Your goal: Every record must appear in your copy exactly as written, with no pictures.

Collected data
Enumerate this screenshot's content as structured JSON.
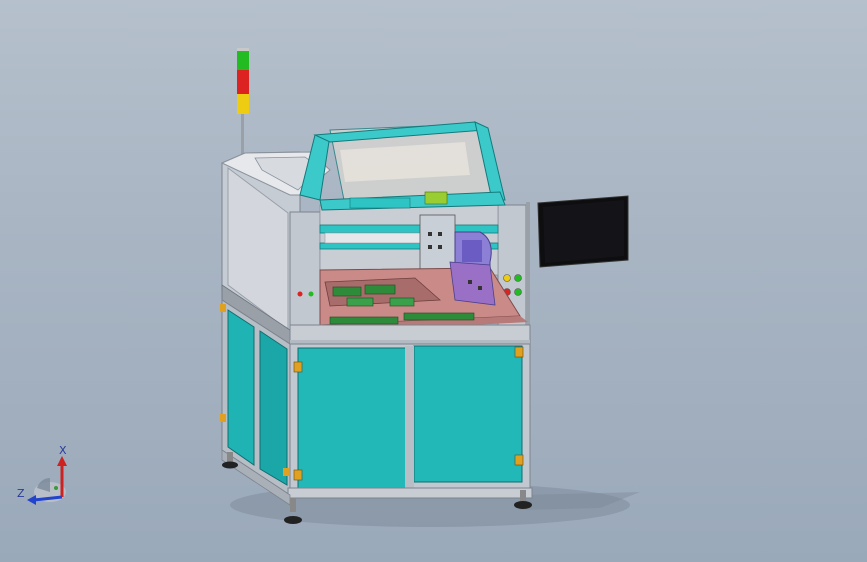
{
  "viewport": {
    "type": "cad-3d-viewport",
    "background": "#a9b5c3"
  },
  "triad": {
    "x_label": "X",
    "z_label": "Z",
    "x_color": "#cc2222",
    "z_color": "#2244cc"
  },
  "colors": {
    "frame": "#c6ccd4",
    "frame_dark": "#8e96a0",
    "panel_cyan": "#1fb3b3",
    "panel_cyan_dark": "#128a8c",
    "top_cover": "#d8d8dc",
    "cover_frame": "#3cc9c9",
    "bed": "#c98a88",
    "pcb_green": "#2e8b3a",
    "monitor": "#0e0e10",
    "signal_green": "#22bb22",
    "signal_red": "#dd2222",
    "signal_yellow": "#eecc11"
  },
  "model": {
    "name_icon": "pcb-machine-model",
    "signal_tower_icon": "signal-tower-icon",
    "monitor_icon": "monitor-icon"
  }
}
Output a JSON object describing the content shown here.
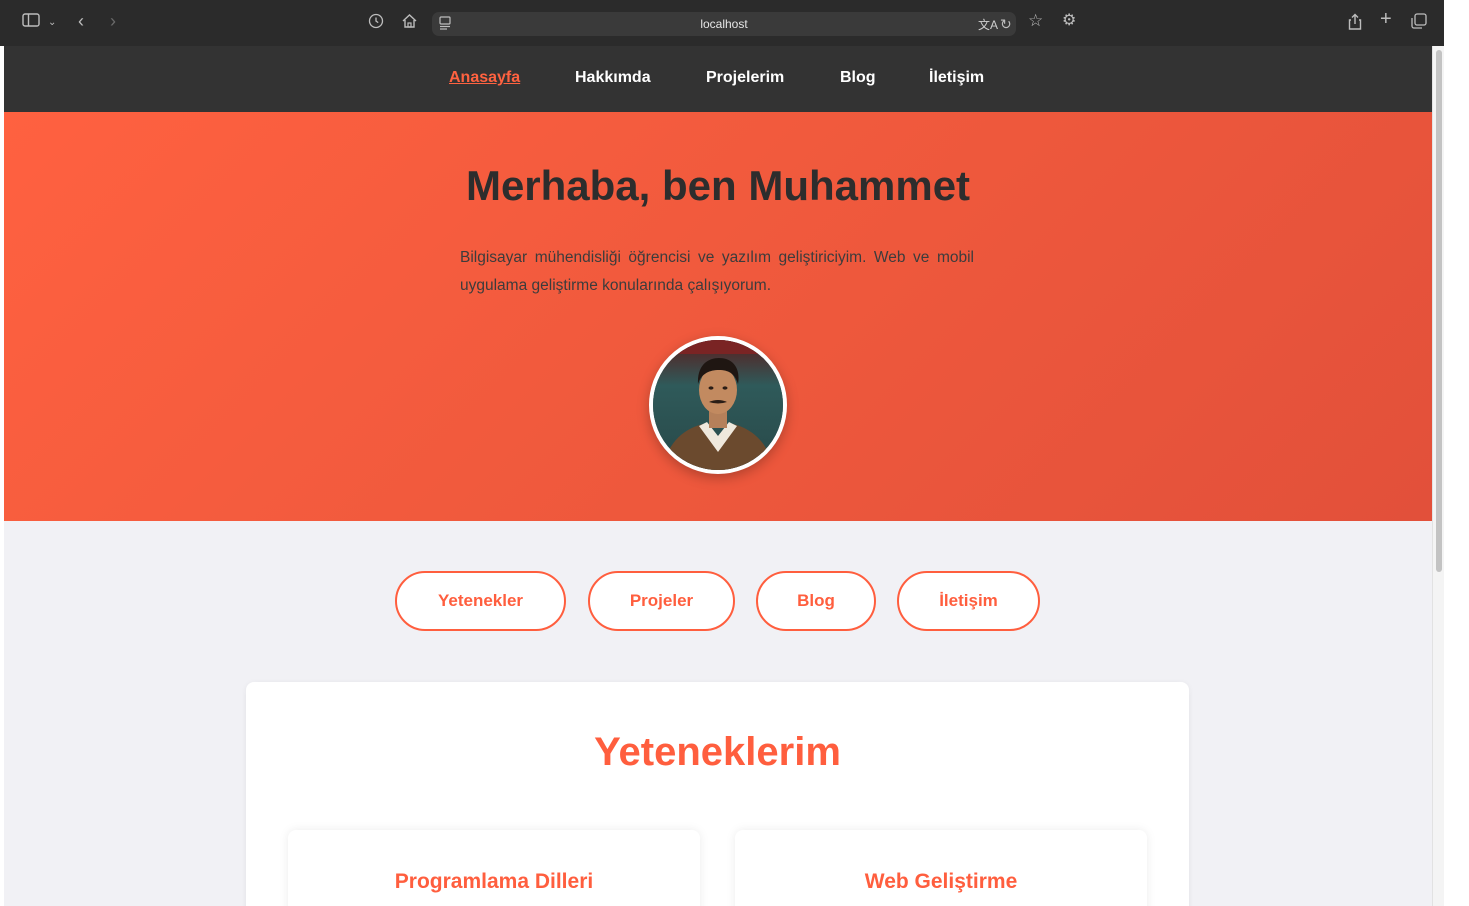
{
  "browser": {
    "url": "localhost"
  },
  "nav": {
    "items": [
      "Anasayfa",
      "Hakkımda",
      "Projelerim",
      "Blog",
      "İletişim"
    ]
  },
  "hero": {
    "title": "Merhaba, ben Muhammet",
    "description": "Bilgisayar mühendisliği öğrencisi ve yazılım geliştiriciyim. Web ve mobil uygulama geliştirme konularında çalışıyorum."
  },
  "section_buttons": [
    "Yetenekler",
    "Projeler",
    "Blog",
    "İletişim"
  ],
  "skills": {
    "title": "Yeteneklerim",
    "categories": [
      "Programlama Dilleri",
      "Web Geliştirme"
    ]
  },
  "colors": {
    "accent": "#ff5e3e",
    "nav_background": "#333333",
    "hero_gradient_start": "#ff6140",
    "hero_gradient_end": "#e2503a"
  },
  "icons": [
    "sidebar-toggle-icon",
    "chevron-down-icon",
    "back-icon",
    "forward-icon",
    "history-icon",
    "home-icon",
    "page-menu-icon",
    "translate-icon",
    "reload-icon",
    "bookmark-star-icon",
    "extensions-icon",
    "share-icon",
    "new-tab-icon",
    "tabs-overview-icon"
  ]
}
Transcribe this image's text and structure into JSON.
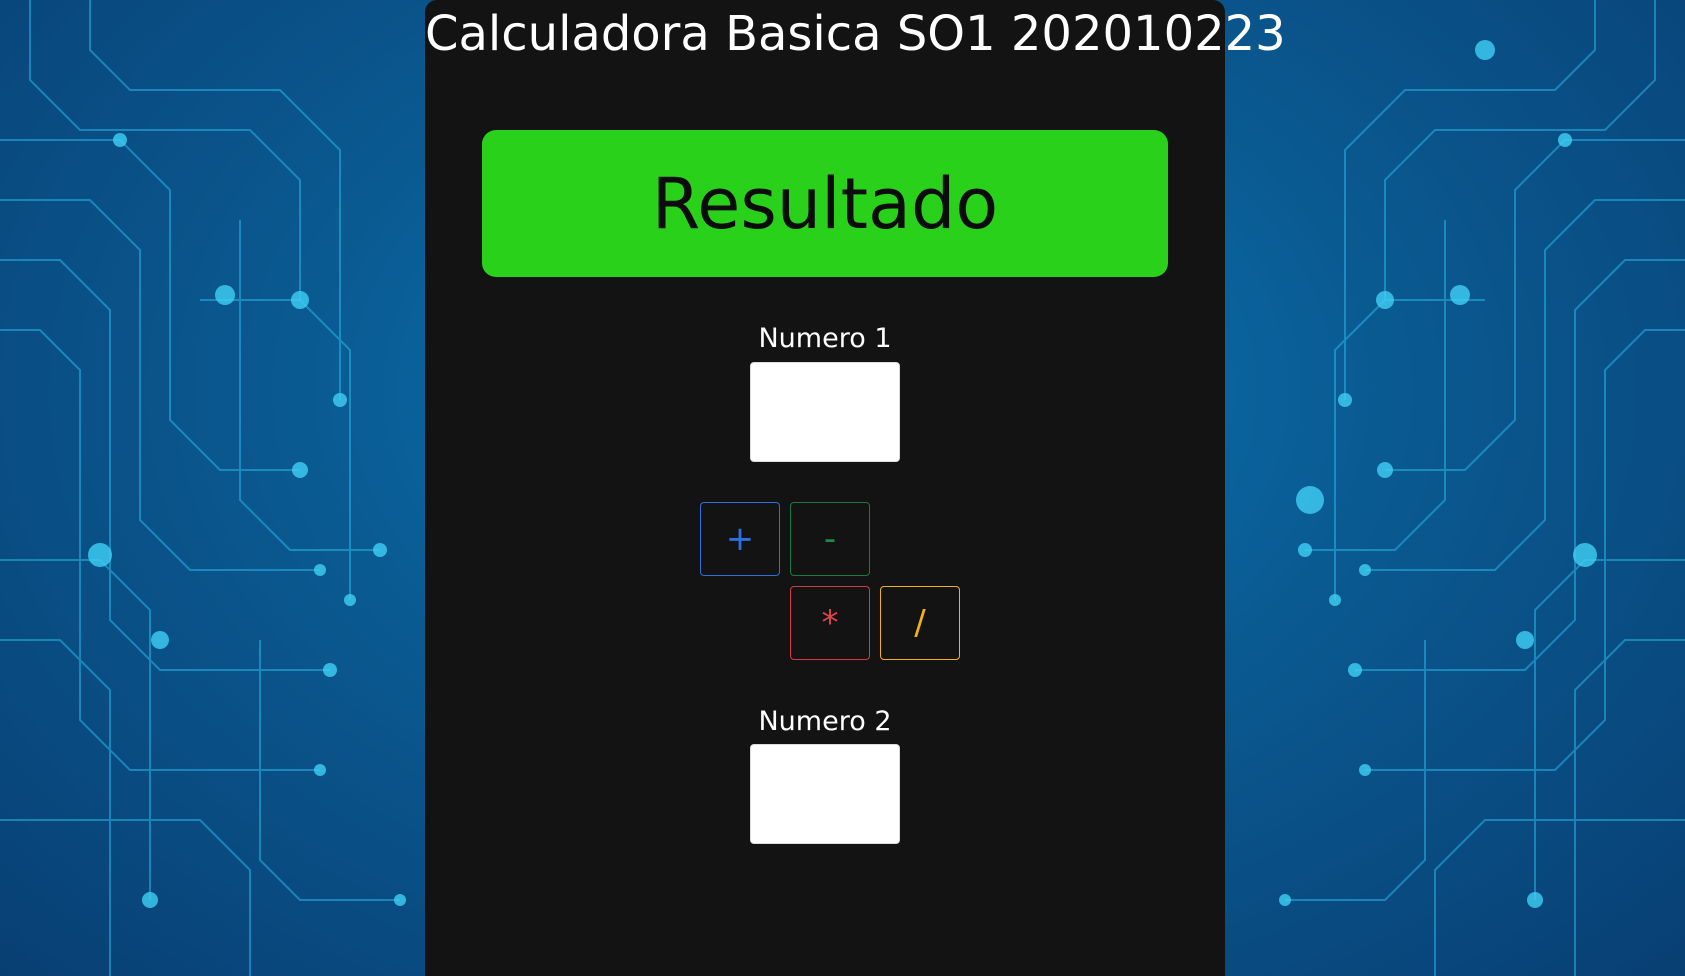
{
  "app": {
    "title": "Calculadora Basica SO1 202010223"
  },
  "result": {
    "label": "Resultado"
  },
  "inputs": {
    "numero1": {
      "label": "Numero 1",
      "value": ""
    },
    "numero2": {
      "label": "Numero 2",
      "value": ""
    }
  },
  "operations": {
    "add": "+",
    "subtract": "-",
    "multiply": "*",
    "divide": "/"
  },
  "colors": {
    "panel_bg": "#131313",
    "result_bg": "#2ad11a",
    "add": "#2b6fe0",
    "subtract": "#1a8a4d",
    "multiply": "#e0454f",
    "divide": "#f2b21a"
  }
}
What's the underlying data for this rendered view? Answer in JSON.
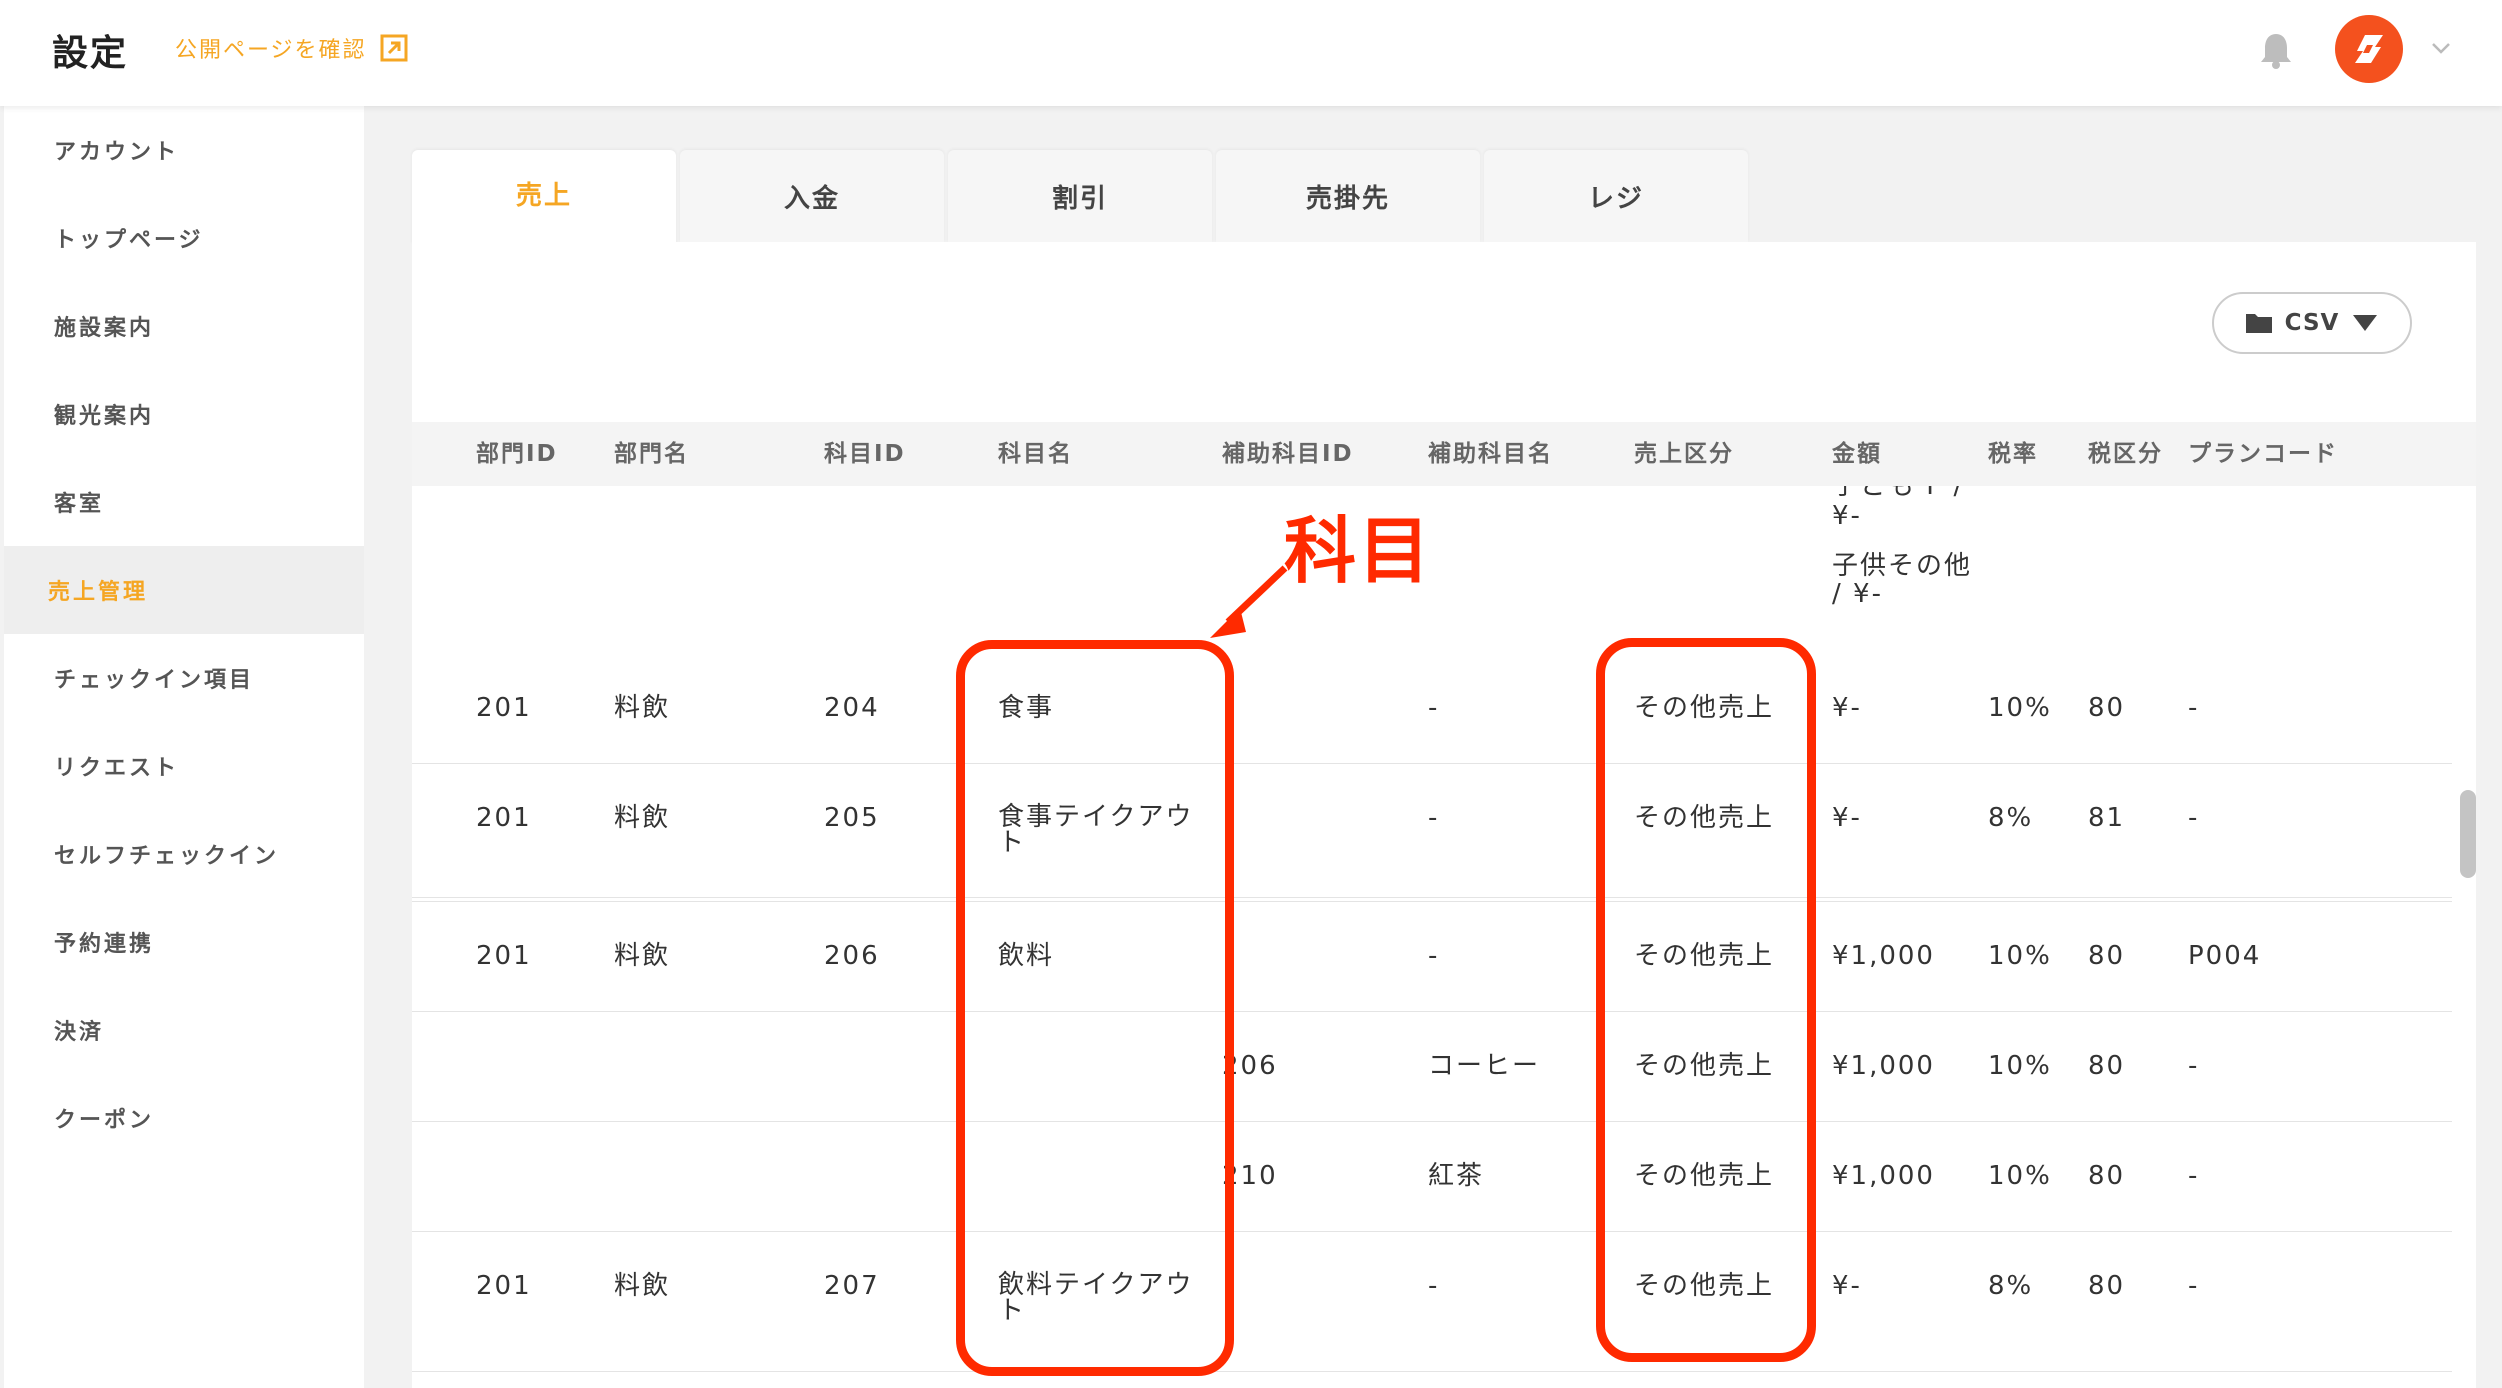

Expected answer:
Enumerate this screenshot's content as structured JSON.
{
  "viewport": {
    "type": "cad-3d-viewport",
    "background": "#a9b5c3"
  },
  "triad": {
    "x_label": "X",
    "z_label": "Z",
    "x_color": "#cc2222",
    "z_color": "#2244cc"
  },
  "colors": {
    "frame": "#c6ccd4",
    "frame_dark": "#8e96a0",
    "panel_cyan": "#1fb3b3",
    "panel_cyan_dark": "#128a8c",
    "top_cover": "#d8d8dc",
    "cover_frame": "#3cc9c9",
    "bed": "#c98a88",
    "pcb_green": "#2e8b3a",
    "monitor": "#0e0e10",
    "signal_green": "#22bb22",
    "signal_red": "#dd2222",
    "signal_yellow": "#eecc11"
  },
  "model": {
    "name_icon": "pcb-machine-model",
    "signal_tower_icon": "signal-tower-icon",
    "monitor_icon": "monitor-icon"
  }
}
Output a JSON object describing the content shown here.
{
  "browser": {
    "url": "localhost"
  },
  "nav": {
    "items": [
      "Anasayfa",
      "Hakkımda",
      "Projelerim",
      "Blog",
      "İletişim"
    ]
  },
  "hero": {
    "title": "Merhaba, ben Muhammet",
    "description": "Bilgisayar mühendisliği öğrencisi ve yazılım geliştiriciyim. Web ve mobil uygulama geliştirme konularında çalışıyorum."
  },
  "section_buttons": [
    "Yetenekler",
    "Projeler",
    "Blog",
    "İletişim"
  ],
  "skills": {
    "title": "Yeteneklerim",
    "categories": [
      "Programlama Dilleri",
      "Web Geliştirme"
    ]
  },
  "colors": {
    "accent": "#ff5e3e",
    "nav_background": "#333333",
    "hero_gradient_start": "#ff6140",
    "hero_gradient_end": "#e2503a"
  },
  "icons": [
    "sidebar-toggle-icon",
    "chevron-down-icon",
    "back-icon",
    "forward-icon",
    "history-icon",
    "home-icon",
    "page-menu-icon",
    "translate-icon",
    "reload-icon",
    "bookmark-star-icon",
    "extensions-icon",
    "share-icon",
    "new-tab-icon",
    "tabs-overview-icon"
  ]
}
Transcribe this image's text and structure into JSON.
{
  "app": {
    "title": "Calculadora Basica SO1 202010223"
  },
  "result": {
    "label": "Resultado"
  },
  "inputs": {
    "numero1": {
      "label": "Numero 1",
      "value": ""
    },
    "numero2": {
      "label": "Numero 2",
      "value": ""
    }
  },
  "operations": {
    "add": "+",
    "subtract": "-",
    "multiply": "*",
    "divide": "/"
  },
  "colors": {
    "panel_bg": "#131313",
    "result_bg": "#2ad11a",
    "add": "#2b6fe0",
    "subtract": "#1a8a4d",
    "multiply": "#e0454f",
    "divide": "#f2b21a"
  }
}
What's the underlying data for this rendered view? Answer in JSON.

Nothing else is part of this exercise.